### Entries with figure data
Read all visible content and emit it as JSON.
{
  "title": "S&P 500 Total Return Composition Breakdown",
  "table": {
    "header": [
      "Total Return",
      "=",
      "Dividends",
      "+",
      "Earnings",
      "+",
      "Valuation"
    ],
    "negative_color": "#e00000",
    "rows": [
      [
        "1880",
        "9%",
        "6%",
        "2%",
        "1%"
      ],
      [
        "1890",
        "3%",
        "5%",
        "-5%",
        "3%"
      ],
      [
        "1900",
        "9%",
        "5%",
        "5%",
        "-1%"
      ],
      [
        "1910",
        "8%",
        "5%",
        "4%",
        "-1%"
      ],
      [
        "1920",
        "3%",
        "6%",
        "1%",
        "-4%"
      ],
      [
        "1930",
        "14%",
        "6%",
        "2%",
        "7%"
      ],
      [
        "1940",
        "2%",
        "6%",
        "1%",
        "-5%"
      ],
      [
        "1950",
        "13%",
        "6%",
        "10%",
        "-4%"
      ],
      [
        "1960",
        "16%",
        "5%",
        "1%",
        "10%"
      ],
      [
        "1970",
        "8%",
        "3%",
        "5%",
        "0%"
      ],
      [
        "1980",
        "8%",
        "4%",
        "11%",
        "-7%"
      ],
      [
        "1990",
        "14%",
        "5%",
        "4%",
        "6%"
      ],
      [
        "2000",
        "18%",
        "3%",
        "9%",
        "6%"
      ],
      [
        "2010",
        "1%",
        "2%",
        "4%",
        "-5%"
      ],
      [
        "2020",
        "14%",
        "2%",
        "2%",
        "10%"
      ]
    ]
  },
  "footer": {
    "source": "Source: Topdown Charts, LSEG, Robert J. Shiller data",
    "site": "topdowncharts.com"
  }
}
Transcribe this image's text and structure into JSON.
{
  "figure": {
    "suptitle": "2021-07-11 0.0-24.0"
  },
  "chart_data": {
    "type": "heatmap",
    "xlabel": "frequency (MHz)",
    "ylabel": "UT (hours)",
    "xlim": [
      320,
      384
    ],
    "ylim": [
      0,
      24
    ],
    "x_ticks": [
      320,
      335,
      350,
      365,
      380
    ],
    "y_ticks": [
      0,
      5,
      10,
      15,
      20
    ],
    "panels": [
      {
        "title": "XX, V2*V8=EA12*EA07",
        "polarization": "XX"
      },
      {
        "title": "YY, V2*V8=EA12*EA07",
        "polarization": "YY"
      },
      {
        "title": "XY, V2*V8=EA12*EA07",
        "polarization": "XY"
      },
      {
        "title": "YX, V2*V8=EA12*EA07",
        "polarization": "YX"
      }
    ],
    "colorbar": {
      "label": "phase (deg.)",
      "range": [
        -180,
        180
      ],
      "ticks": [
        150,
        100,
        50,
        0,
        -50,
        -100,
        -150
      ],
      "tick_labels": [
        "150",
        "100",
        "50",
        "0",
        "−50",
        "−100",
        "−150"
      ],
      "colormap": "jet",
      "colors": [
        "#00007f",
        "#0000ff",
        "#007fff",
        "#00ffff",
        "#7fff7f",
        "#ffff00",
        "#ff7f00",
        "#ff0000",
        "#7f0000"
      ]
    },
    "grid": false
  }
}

### Given problem
Return every line of the preceding records in which the word "Total" appears.

### Solution
  "title": "S&P 500 Total Return Composition Breakdown",
      "Total Return",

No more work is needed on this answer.